**THE REQUEST**
Copy down every line where the string "редакции" shows up.

(Dataset entries)
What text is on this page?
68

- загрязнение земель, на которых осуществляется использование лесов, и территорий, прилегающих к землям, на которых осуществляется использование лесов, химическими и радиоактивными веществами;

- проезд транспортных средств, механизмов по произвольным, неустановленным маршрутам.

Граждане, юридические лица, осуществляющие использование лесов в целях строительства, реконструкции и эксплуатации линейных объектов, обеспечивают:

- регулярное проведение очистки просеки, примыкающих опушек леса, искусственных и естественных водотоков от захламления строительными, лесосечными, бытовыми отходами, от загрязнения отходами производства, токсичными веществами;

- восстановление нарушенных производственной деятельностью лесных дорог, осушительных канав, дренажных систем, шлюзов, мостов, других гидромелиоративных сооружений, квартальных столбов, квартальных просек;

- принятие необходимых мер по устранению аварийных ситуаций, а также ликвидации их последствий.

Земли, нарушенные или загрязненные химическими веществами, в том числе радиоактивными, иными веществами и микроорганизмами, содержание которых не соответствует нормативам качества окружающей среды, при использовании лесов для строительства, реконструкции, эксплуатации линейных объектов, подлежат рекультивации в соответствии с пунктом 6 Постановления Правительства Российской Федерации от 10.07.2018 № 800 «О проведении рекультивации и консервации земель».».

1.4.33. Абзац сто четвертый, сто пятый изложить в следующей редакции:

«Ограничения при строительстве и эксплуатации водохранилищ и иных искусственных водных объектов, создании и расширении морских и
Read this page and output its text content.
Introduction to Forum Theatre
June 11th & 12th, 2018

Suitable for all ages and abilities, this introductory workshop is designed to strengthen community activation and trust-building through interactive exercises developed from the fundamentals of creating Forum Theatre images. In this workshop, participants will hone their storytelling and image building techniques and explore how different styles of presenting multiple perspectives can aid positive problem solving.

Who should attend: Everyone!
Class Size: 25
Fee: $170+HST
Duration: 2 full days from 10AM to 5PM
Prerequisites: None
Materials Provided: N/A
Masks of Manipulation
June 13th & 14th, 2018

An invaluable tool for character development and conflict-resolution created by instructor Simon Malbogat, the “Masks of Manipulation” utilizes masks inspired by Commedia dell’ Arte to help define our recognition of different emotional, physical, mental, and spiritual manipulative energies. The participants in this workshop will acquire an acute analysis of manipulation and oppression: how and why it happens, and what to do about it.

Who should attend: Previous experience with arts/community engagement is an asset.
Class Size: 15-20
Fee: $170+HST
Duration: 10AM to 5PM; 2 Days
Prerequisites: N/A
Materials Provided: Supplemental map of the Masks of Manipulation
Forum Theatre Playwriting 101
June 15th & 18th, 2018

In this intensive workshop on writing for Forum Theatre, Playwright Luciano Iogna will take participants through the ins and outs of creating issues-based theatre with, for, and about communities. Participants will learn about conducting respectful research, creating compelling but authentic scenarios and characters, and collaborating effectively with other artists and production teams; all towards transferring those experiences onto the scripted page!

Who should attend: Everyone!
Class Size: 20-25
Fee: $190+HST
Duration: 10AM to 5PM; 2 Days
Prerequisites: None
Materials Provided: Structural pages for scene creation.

==

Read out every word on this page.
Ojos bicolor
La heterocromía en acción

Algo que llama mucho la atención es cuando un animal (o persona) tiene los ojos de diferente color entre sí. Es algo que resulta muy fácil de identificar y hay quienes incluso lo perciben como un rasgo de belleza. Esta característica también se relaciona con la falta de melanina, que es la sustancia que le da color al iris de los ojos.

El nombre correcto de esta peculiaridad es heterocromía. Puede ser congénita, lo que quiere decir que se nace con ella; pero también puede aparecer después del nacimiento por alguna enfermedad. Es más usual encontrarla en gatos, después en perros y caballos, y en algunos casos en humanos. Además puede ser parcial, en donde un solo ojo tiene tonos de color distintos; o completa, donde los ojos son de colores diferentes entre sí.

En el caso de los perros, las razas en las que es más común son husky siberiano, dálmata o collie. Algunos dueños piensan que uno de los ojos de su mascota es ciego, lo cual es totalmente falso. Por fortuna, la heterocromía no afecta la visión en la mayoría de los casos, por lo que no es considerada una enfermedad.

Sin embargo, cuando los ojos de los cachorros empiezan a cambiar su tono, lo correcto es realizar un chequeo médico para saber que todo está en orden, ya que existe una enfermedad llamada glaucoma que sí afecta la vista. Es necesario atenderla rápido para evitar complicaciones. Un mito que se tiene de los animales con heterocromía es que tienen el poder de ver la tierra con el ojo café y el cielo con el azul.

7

--

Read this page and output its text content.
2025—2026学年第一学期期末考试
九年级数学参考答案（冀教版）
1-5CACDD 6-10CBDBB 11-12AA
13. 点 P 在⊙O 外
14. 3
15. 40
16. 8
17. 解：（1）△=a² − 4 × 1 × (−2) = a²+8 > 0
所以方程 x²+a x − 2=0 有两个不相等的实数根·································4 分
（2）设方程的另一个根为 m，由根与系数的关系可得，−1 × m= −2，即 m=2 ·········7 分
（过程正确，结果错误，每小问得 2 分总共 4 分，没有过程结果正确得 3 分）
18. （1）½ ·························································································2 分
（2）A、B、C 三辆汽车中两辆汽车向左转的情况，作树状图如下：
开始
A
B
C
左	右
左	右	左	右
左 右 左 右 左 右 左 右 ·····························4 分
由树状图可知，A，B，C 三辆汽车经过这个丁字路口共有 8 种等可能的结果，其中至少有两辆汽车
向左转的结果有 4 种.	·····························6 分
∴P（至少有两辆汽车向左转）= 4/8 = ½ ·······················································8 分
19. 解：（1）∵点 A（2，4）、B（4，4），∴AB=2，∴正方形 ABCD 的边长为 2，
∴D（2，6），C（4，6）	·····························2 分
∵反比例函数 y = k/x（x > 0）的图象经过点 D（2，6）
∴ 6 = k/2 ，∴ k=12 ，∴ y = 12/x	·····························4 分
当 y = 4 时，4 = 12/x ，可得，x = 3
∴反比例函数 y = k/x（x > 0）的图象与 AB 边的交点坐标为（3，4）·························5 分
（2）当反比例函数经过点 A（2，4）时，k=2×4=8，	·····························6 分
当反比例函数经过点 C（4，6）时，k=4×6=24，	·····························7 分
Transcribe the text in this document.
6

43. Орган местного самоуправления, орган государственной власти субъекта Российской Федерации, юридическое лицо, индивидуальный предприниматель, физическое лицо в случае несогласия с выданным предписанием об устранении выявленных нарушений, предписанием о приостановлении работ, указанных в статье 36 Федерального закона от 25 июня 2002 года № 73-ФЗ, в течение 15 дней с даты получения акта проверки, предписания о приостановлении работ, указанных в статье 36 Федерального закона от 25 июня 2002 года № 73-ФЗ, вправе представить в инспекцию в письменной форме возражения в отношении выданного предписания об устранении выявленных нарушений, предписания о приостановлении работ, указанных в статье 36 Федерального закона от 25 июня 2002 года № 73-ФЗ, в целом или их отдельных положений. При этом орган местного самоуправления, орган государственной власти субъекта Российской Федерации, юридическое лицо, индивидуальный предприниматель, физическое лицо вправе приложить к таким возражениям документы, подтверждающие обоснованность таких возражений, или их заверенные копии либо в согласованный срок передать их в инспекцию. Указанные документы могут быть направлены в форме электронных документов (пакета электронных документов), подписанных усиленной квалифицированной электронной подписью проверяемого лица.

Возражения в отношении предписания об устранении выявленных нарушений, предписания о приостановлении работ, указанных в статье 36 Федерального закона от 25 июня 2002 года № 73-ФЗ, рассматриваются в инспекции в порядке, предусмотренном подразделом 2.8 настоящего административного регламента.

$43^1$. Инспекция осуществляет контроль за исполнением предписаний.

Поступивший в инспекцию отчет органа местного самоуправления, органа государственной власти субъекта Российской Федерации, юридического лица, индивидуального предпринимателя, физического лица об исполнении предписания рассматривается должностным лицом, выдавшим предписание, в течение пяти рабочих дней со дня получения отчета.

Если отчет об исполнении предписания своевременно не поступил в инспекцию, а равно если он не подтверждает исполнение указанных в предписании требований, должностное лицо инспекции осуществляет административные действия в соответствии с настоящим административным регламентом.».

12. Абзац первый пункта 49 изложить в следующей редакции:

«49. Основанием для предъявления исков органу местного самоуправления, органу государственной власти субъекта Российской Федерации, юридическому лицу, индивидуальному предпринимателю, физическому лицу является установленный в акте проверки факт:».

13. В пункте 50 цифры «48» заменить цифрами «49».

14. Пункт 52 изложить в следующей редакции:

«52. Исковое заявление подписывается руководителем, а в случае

**RESULT OF THIS TASK**
1.4.33. Абзац сто четвертый, сто пятый изложить в следующей редакции:
12. Абзац первый пункта 49 изложить в следующей редакции:
14. Пункт 52 изложить в следующей редакции:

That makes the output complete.